_EXERCISE PROMPT_: Take the data below and repeat it exactly.

[Figure collection entries]

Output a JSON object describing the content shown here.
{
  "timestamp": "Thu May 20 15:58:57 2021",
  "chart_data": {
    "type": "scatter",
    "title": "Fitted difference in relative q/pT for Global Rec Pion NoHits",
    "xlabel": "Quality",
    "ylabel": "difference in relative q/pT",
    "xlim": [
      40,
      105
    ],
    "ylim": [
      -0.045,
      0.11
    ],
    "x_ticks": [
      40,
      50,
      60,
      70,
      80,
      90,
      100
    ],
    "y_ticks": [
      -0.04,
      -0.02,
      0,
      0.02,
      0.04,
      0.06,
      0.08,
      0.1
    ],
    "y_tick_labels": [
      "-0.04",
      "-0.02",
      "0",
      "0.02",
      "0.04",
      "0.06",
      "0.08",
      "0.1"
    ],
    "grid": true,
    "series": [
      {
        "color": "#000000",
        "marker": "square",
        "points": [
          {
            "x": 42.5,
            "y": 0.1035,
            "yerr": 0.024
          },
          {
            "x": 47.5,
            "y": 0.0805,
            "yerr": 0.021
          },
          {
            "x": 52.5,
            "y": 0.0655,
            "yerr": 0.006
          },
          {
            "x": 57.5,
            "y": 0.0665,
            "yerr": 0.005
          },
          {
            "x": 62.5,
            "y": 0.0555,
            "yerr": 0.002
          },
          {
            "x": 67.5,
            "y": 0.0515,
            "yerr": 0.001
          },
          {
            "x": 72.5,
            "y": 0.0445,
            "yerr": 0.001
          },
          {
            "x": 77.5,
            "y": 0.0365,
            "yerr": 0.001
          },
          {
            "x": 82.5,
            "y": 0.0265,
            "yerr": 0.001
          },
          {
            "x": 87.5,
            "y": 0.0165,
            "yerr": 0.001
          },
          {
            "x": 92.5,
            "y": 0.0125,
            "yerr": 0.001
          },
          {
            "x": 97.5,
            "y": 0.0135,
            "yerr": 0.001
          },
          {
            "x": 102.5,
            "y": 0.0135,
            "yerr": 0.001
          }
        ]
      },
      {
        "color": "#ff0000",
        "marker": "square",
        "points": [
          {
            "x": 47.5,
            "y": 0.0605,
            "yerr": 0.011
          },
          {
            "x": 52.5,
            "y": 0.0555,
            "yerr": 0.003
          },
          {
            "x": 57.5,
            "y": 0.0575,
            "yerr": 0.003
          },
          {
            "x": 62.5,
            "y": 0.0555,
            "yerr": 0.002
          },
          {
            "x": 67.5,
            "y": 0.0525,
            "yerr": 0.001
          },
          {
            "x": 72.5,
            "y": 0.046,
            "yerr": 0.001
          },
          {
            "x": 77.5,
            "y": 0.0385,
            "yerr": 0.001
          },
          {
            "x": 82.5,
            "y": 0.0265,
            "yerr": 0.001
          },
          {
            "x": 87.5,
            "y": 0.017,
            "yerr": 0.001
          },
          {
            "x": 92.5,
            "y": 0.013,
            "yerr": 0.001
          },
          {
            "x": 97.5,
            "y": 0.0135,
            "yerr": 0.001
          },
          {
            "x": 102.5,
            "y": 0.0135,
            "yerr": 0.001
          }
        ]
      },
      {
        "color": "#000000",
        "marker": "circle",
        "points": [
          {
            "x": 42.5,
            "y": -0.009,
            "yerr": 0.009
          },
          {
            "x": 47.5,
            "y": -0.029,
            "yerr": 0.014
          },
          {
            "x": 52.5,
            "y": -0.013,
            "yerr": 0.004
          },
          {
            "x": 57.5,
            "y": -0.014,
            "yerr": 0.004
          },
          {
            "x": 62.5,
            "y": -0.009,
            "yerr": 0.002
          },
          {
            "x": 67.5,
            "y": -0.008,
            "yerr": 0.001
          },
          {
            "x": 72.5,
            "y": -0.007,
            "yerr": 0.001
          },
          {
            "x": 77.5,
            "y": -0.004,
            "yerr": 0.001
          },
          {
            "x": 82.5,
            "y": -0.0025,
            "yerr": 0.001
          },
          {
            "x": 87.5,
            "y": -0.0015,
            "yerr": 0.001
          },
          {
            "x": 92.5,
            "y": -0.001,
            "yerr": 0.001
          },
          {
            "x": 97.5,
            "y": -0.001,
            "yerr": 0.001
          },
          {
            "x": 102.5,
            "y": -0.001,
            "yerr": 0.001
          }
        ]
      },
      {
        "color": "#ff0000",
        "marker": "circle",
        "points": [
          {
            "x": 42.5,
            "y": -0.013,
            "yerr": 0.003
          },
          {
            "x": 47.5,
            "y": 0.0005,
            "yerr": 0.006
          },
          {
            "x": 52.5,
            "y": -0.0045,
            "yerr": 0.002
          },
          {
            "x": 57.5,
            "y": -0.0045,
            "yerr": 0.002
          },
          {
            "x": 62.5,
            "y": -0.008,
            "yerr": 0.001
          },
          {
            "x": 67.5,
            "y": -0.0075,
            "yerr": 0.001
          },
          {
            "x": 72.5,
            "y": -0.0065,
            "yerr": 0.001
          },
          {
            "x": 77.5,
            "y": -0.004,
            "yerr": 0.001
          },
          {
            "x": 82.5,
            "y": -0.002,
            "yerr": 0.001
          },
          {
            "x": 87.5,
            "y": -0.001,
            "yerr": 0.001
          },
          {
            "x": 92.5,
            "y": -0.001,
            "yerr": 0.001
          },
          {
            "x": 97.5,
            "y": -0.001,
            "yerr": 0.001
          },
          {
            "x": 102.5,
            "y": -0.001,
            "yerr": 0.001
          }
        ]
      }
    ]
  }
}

_THE COMPLETED TASK_:
Output a JSON object describing the content shown here.
{
  "timestamp": "Thu May 20 15:58:57 2021",
  "chart_data": {
    "type": "scatter",
    "title": "Fitted difference in relative q/pT for Global Rec Pion NoHits",
    "xlabel": "Quality",
    "ylabel": "difference in relative q/pT",
    "xlim": [
      40,
      105
    ],
    "ylim": [
      -0.045,
      0.11
    ],
    "x_ticks": [
      40,
      50,
      60,
      70,
      80,
      90,
      100
    ],
    "y_ticks": [
      -0.04,
      -0.02,
      0,
      0.02,
      0.04,
      0.06,
      0.08,
      0.1
    ],
    "y_tick_labels": [
      "-0.04",
      "-0.02",
      "0",
      "0.02",
      "0.04",
      "0.06",
      "0.08",
      "0.1"
    ],
    "grid": true,
    "series": [
      {
        "color": "#000000",
        "marker": "square",
        "points": [
          {
            "x": 42.5,
            "y": 0.1035,
            "yerr": 0.024
          },
          {
            "x": 47.5,
            "y": 0.0805,
            "yerr": 0.021
          },
          {
            "x": 52.5,
            "y": 0.0655,
            "yerr": 0.006
          },
          {
            "x": 57.5,
            "y": 0.0665,
            "yerr": 0.005
          },
          {
            "x": 62.5,
            "y": 0.0555,
            "yerr": 0.002
          },
          {
            "x": 67.5,
            "y": 0.0515,
            "yerr": 0.001
          },
          {
            "x": 72.5,
            "y": 0.0445,
            "yerr": 0.001
          },
          {
            "x": 77.5,
            "y": 0.0365,
            "yerr": 0.001
          },
          {
            "x": 82.5,
            "y": 0.0265,
            "yerr": 0.001
          },
          {
            "x": 87.5,
            "y": 0.0165,
            "yerr": 0.001
          },
          {
            "x": 92.5,
            "y": 0.0125,
            "yerr": 0.001
          },
          {
            "x": 97.5,
            "y": 0.0135,
            "yerr": 0.001
          },
          {
            "x": 102.5,
            "y": 0.0135,
            "yerr": 0.001
          }
        ]
      },
      {
        "color": "#ff0000",
        "marker": "square",
        "points": [
          {
            "x": 47.5,
            "y": 0.0605,
            "yerr": 0.011
          },
          {
            "x": 52.5,
            "y": 0.0555,
            "yerr": 0.003
          },
          {
            "x": 57.5,
            "y": 0.0575,
            "yerr": 0.003
          },
          {
            "x": 62.5,
            "y": 0.0555,
            "yerr": 0.002
          },
          {
            "x": 67.5,
            "y": 0.0525,
            "yerr": 0.001
          },
          {
            "x": 72.5,
            "y": 0.046,
            "yerr": 0.001
          },
          {
            "x": 77.5,
            "y": 0.0385,
            "yerr": 0.001
          },
          {
            "x": 82.5,
            "y": 0.0265,
            "yerr": 0.001
          },
          {
            "x": 87.5,
            "y": 0.017,
            "yerr": 0.001
          },
          {
            "x": 92.5,
            "y": 0.013,
            "yerr": 0.001
          },
          {
            "x": 97.5,
            "y": 0.0135,
            "yerr": 0.001
          },
          {
            "x": 102.5,
            "y": 0.0135,
            "yerr": 0.001
          }
        ]
      },
      {
        "color": "#000000",
        "marker": "circle",
        "points": [
          {
            "x": 42.5,
            "y": -0.009,
            "yerr": 0.009
          },
          {
            "x": 47.5,
            "y": -0.029,
            "yerr": 0.014
          },
          {
            "x": 52.5,
            "y": -0.013,
            "yerr": 0.004
          },
          {
            "x": 57.5,
            "y": -0.014,
            "yerr": 0.004
          },
          {
            "x": 62.5,
            "y": -0.009,
            "yerr": 0.002
          },
          {
            "x": 67.5,
            "y": -0.008,
            "yerr": 0.001
          },
          {
            "x": 72.5,
            "y": -0.007,
            "yerr": 0.001
          },
          {
            "x": 77.5,
            "y": -0.004,
            "yerr": 0.001
          },
          {
            "x": 82.5,
            "y": -0.0025,
            "yerr": 0.001
          },
          {
            "x": 87.5,
            "y": -0.0015,
            "yerr": 0.001
          },
          {
            "x": 92.5,
            "y": -0.001,
            "yerr": 0.001
          },
          {
            "x": 97.5,
            "y": -0.001,
            "yerr": 0.001
          },
          {
            "x": 102.5,
            "y": -0.001,
            "yerr": 0.001
          }
        ]
      },
      {
        "color": "#ff0000",
        "marker": "circle",
        "points": [
          {
            "x": 42.5,
            "y": -0.013,
            "yerr": 0.003
          },
          {
            "x": 47.5,
            "y": 0.0005,
            "yerr": 0.006
          },
          {
            "x": 52.5,
            "y": -0.0045,
            "yerr": 0.002
          },
          {
            "x": 57.5,
            "y": -0.0045,
            "yerr": 0.002
          },
          {
            "x": 62.5,
            "y": -0.008,
            "yerr": 0.001
          },
          {
            "x": 67.5,
            "y": -0.0075,
            "yerr": 0.001
          },
          {
            "x": 72.5,
            "y": -0.0065,
            "yerr": 0.001
          },
          {
            "x": 77.5,
            "y": -0.004,
            "yerr": 0.001
          },
          {
            "x": 82.5,
            "y": -0.002,
            "yerr": 0.001
          },
          {
            "x": 87.5,
            "y": -0.001,
            "yerr": 0.001
          },
          {
            "x": 92.5,
            "y": -0.001,
            "yerr": 0.001
          },
          {
            "x": 97.5,
            "y": -0.001,
            "yerr": 0.001
          },
          {
            "x": 102.5,
            "y": -0.001,
            "yerr": 0.001
          }
        ]
      }
    ]
  }
}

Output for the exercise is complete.